— begin Record set —

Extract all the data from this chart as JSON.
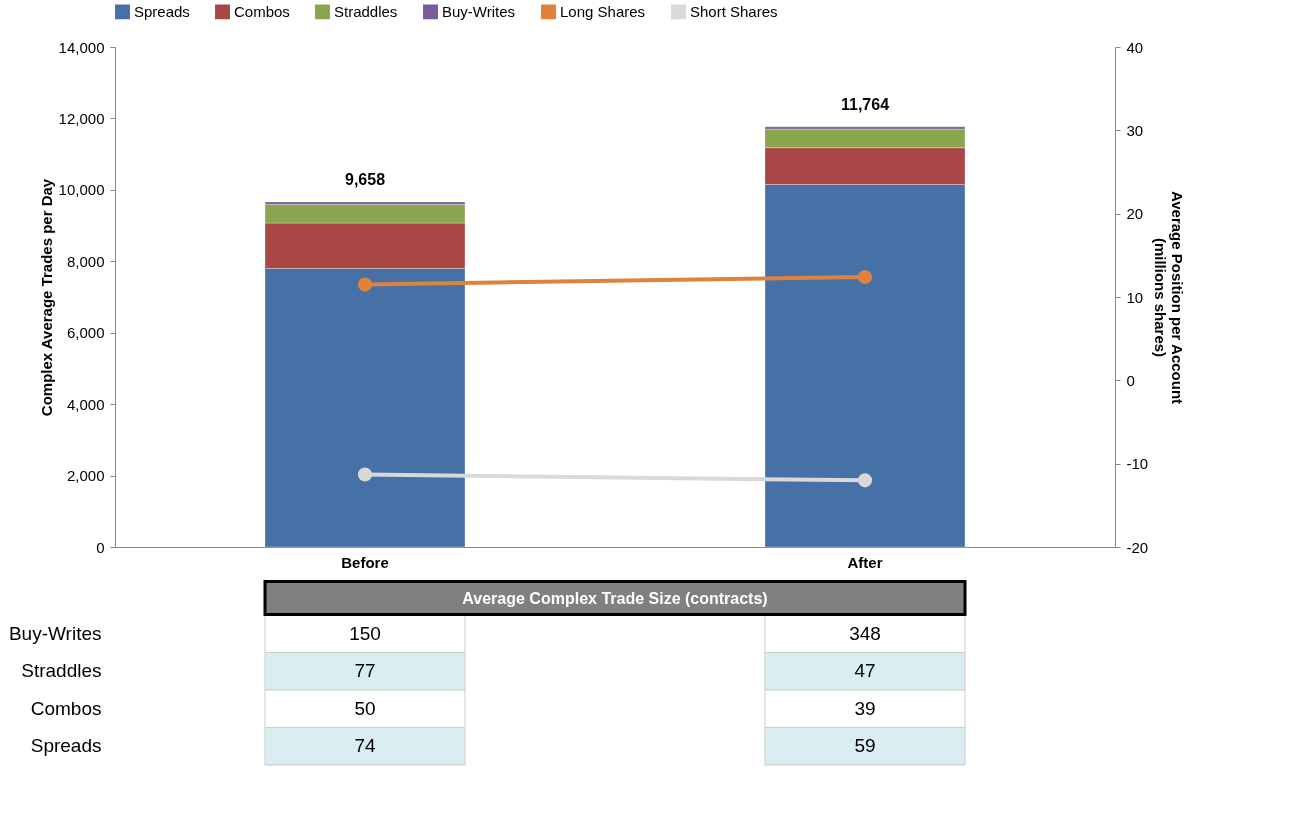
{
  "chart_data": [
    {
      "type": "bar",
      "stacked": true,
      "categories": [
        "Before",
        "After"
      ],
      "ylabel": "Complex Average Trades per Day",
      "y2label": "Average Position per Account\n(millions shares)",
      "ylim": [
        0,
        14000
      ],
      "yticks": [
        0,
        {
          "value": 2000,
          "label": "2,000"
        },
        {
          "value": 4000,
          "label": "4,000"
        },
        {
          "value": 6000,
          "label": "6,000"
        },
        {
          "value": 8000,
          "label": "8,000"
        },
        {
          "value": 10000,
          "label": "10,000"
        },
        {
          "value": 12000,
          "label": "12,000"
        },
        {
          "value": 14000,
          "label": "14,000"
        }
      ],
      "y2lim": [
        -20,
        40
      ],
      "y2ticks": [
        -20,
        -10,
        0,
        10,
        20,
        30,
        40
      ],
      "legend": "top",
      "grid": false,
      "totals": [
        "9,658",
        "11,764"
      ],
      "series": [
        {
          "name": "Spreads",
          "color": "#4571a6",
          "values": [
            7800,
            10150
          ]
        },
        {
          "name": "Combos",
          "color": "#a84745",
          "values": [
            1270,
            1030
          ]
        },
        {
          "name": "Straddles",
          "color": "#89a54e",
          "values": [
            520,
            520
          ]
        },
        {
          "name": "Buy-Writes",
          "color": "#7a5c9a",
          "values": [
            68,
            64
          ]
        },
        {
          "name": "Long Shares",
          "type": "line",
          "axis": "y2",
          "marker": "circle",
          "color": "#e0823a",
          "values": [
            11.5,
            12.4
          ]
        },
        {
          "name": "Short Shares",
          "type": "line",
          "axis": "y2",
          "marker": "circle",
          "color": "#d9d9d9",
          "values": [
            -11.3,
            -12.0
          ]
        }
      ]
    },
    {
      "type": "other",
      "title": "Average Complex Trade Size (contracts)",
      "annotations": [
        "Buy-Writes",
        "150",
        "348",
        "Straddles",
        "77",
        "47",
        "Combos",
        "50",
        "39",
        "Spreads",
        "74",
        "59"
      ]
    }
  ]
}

— end Record set —

■ **What you have to do**
Repeat every record precisely. Any picture among them stays out of the copy.

■ **Response below**
Extract all the data from this chart as JSON.
{
  "chart_data": [
    {
      "type": "bar",
      "stacked": true,
      "categories": [
        "Before",
        "After"
      ],
      "ylabel": "Complex Average Trades per Day",
      "y2label": "Average Position per Account\n(millions shares)",
      "ylim": [
        0,
        14000
      ],
      "yticks": [
        0,
        {
          "value": 2000,
          "label": "2,000"
        },
        {
          "value": 4000,
          "label": "4,000"
        },
        {
          "value": 6000,
          "label": "6,000"
        },
        {
          "value": 8000,
          "label": "8,000"
        },
        {
          "value": 10000,
          "label": "10,000"
        },
        {
          "value": 12000,
          "label": "12,000"
        },
        {
          "value": 14000,
          "label": "14,000"
        }
      ],
      "y2lim": [
        -20,
        40
      ],
      "y2ticks": [
        -20,
        -10,
        0,
        10,
        20,
        30,
        40
      ],
      "legend": "top",
      "grid": false,
      "totals": [
        "9,658",
        "11,764"
      ],
      "series": [
        {
          "name": "Spreads",
          "color": "#4571a6",
          "values": [
            7800,
            10150
          ]
        },
        {
          "name": "Combos",
          "color": "#a84745",
          "values": [
            1270,
            1030
          ]
        },
        {
          "name": "Straddles",
          "color": "#89a54e",
          "values": [
            520,
            520
          ]
        },
        {
          "name": "Buy-Writes",
          "color": "#7a5c9a",
          "values": [
            68,
            64
          ]
        },
        {
          "name": "Long Shares",
          "type": "line",
          "axis": "y2",
          "marker": "circle",
          "color": "#e0823a",
          "values": [
            11.5,
            12.4
          ]
        },
        {
          "name": "Short Shares",
          "type": "line",
          "axis": "y2",
          "marker": "circle",
          "color": "#d9d9d9",
          "values": [
            -11.3,
            -12.0
          ]
        }
      ]
    },
    {
      "type": "other",
      "title": "Average Complex Trade Size (contracts)",
      "annotations": [
        "Buy-Writes",
        "150",
        "348",
        "Straddles",
        "77",
        "47",
        "Combos",
        "50",
        "39",
        "Spreads",
        "74",
        "59"
      ]
    }
  ]
}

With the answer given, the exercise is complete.